→ What is asked:
Could you repeat the records below exactly, leaving out any pictures?

→ Working data:
++++++++++
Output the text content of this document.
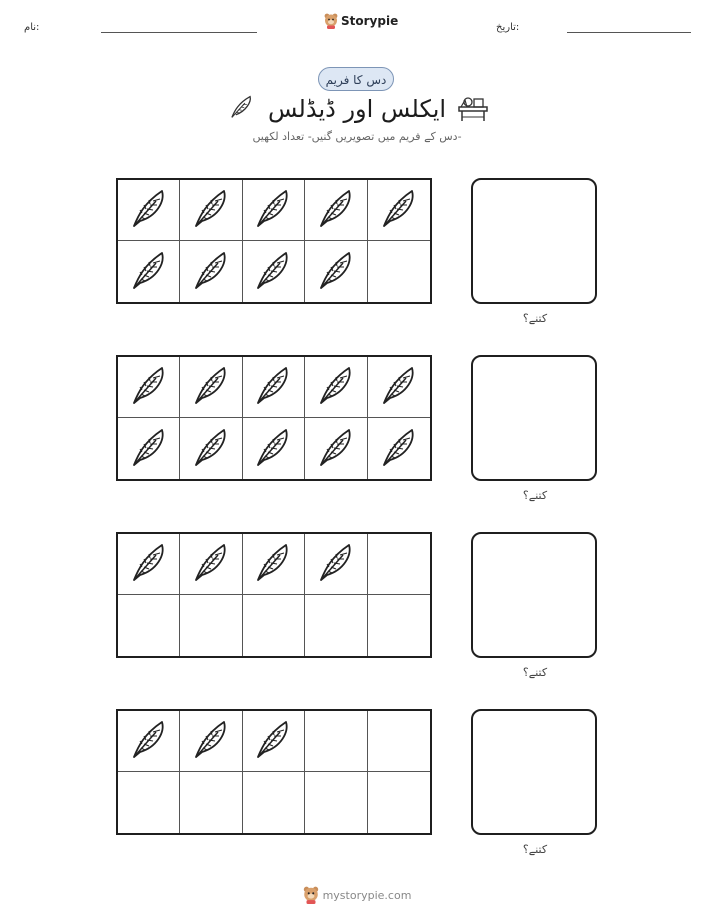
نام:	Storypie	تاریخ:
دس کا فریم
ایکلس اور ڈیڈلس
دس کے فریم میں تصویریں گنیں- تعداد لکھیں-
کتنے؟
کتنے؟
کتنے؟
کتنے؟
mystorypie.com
++++++++++
→ Problem solution:
Output the text content of this document.
نام:	Storypie	تاریخ:
دس کا فریم
ایکلس اور ڈیڈلس
دس کے فریم میں تصویریں گنیں- تعداد لکھیں-
کتنے؟
کتنے؟
کتنے؟
کتنے؟
mystorypie.com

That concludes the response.